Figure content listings
•••••

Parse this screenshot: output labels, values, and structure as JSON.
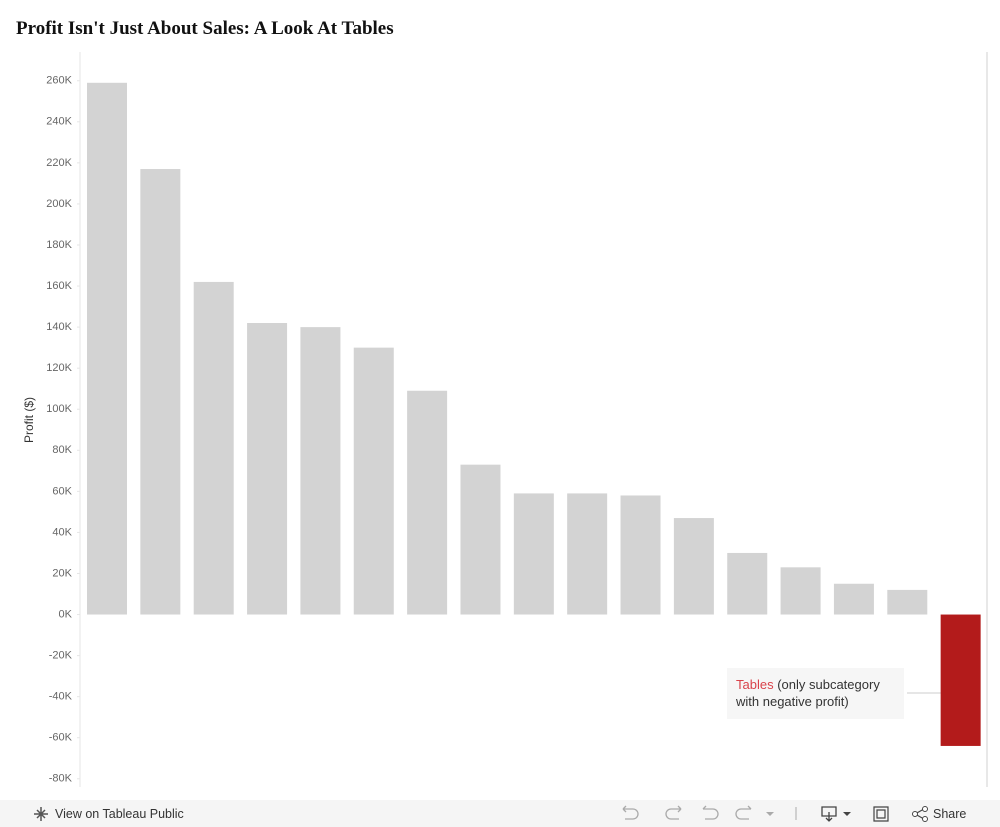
{
  "chart_data": {
    "type": "bar",
    "title": "Profit Isn't Just About Sales: A Look At Tables",
    "y_label": "Profit ($)",
    "categories": [
      null,
      null,
      null,
      null,
      null,
      null,
      null,
      null,
      null,
      null,
      null,
      null,
      null,
      null,
      null,
      null,
      null
    ],
    "values": [
      259000,
      217000,
      162000,
      142000,
      140000,
      130000,
      109000,
      73000,
      59000,
      59000,
      58000,
      47000,
      30000,
      23000,
      15000,
      12000,
      -64000
    ],
    "colors": [
      "#d3d3d3",
      "#d3d3d3",
      "#d3d3d3",
      "#d3d3d3",
      "#d3d3d3",
      "#d3d3d3",
      "#d3d3d3",
      "#d3d3d3",
      "#d3d3d3",
      "#d3d3d3",
      "#d3d3d3",
      "#d3d3d3",
      "#d3d3d3",
      "#d3d3d3",
      "#d3d3d3",
      "#d3d3d3",
      "#b31b1b"
    ],
    "ylim": [
      -84000,
      274000
    ],
    "yticks": [
      {
        "value": -80000,
        "label": "-80K"
      },
      {
        "value": -60000,
        "label": "-60K"
      },
      {
        "value": -40000,
        "label": "-40K"
      },
      {
        "value": -20000,
        "label": "-20K"
      },
      {
        "value": 0,
        "label": "0K"
      },
      {
        "value": 20000,
        "label": "20K"
      },
      {
        "value": 40000,
        "label": "40K"
      },
      {
        "value": 60000,
        "label": "60K"
      },
      {
        "value": 80000,
        "label": "80K"
      },
      {
        "value": 100000,
        "label": "100K"
      },
      {
        "value": 120000,
        "label": "120K"
      },
      {
        "value": 140000,
        "label": "140K"
      },
      {
        "value": 160000,
        "label": "160K"
      },
      {
        "value": 180000,
        "label": "180K"
      },
      {
        "value": 200000,
        "label": "200K"
      },
      {
        "value": 220000,
        "label": "220K"
      },
      {
        "value": 240000,
        "label": "240K"
      },
      {
        "value": 260000,
        "label": "260K"
      }
    ],
    "grid": false,
    "annotation": {
      "highlight": "Tables",
      "text": "(only subcategory with negative profit)"
    }
  },
  "toolbar": {
    "view_link": "View on Tableau Public",
    "share": "Share"
  }
}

•••••

- **THE EXERCISE**: Where does the word "values" appear in the listing? List each line that holds it.

- **ANSWER FOR THE TASK**:
Parse this screenshot: output labels, values, and structure as JSON.
    "values": [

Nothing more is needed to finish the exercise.